◆ Written problem ◆
Locate every line in the records below that contains the word "AndreDeLorde", and copy each one.

◆ Provided records ◆

===

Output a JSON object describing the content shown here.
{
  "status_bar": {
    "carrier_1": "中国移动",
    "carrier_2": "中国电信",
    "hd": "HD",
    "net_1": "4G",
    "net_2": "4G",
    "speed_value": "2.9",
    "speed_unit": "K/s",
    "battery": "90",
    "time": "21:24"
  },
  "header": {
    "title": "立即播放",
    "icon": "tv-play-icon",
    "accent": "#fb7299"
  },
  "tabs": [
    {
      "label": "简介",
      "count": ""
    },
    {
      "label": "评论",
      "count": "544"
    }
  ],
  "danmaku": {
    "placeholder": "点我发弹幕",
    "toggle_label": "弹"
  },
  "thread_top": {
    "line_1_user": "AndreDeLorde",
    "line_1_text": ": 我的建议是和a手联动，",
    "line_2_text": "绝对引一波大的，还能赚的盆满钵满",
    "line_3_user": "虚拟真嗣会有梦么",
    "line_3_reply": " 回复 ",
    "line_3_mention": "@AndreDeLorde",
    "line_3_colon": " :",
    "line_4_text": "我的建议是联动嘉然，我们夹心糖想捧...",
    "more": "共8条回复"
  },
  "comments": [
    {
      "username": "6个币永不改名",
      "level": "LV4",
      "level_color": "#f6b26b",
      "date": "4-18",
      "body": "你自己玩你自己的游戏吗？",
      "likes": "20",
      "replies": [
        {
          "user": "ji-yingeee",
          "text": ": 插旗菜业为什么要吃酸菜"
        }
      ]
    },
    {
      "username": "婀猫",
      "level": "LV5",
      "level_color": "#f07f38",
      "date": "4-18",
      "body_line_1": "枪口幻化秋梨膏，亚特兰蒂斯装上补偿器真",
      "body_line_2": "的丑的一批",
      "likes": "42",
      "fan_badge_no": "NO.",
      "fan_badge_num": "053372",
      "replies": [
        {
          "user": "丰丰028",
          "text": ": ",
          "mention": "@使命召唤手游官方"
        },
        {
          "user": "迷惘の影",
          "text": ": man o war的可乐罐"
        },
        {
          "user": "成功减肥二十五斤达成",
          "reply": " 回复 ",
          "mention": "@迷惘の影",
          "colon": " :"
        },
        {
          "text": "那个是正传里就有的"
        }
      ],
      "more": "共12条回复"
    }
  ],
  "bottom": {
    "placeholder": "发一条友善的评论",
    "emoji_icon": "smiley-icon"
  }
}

===

◆ Output for this task ◆
    "line_1_user": "AndreDeLorde",
    "line_3_mention": "@AndreDeLorde",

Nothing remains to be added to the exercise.